## Problem details
Check each line of the material below for "slide". Report how many have it, with no other words.

(Data extracted from a collection)

***

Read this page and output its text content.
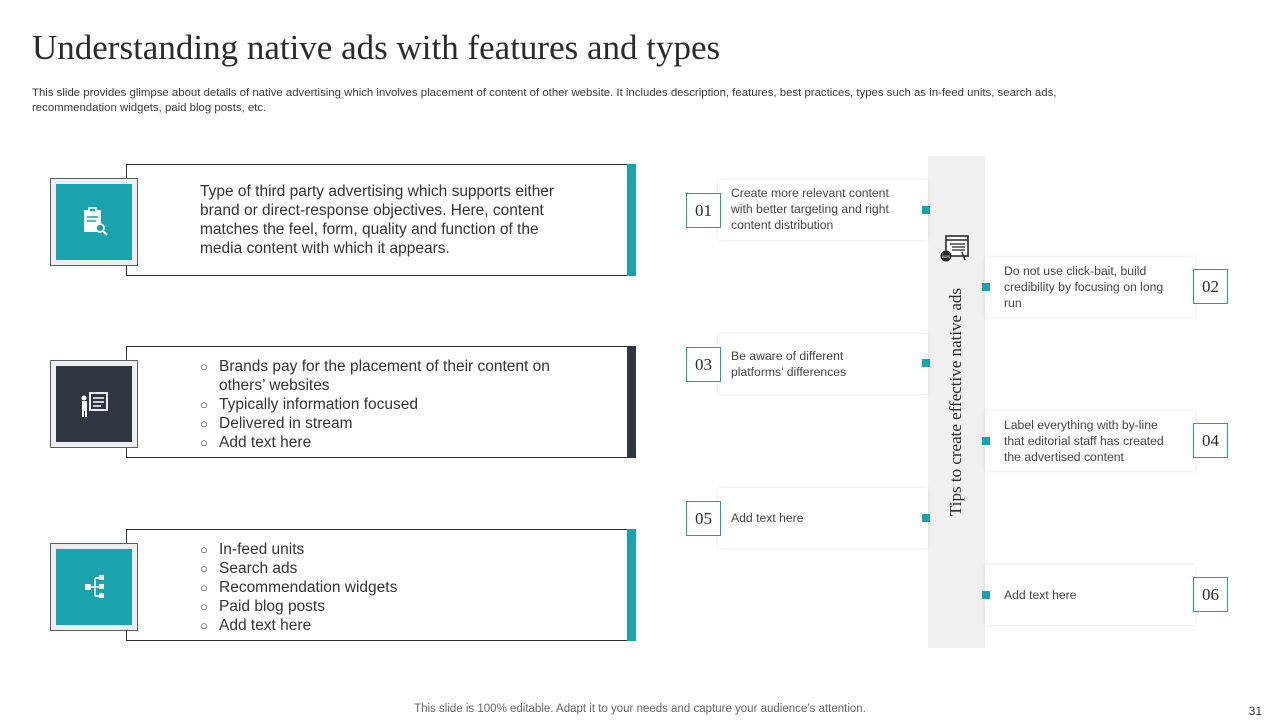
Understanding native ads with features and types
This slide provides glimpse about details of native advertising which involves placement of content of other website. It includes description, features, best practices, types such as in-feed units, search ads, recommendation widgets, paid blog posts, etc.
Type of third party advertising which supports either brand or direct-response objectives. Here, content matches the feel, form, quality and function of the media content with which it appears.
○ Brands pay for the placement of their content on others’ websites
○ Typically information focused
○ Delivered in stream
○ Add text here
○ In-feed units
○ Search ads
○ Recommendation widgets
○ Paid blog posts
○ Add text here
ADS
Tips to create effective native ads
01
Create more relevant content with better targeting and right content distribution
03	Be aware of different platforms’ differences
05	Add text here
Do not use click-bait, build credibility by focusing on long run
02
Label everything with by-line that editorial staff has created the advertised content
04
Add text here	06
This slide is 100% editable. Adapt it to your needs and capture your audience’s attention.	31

***

## Reply to the exercise
2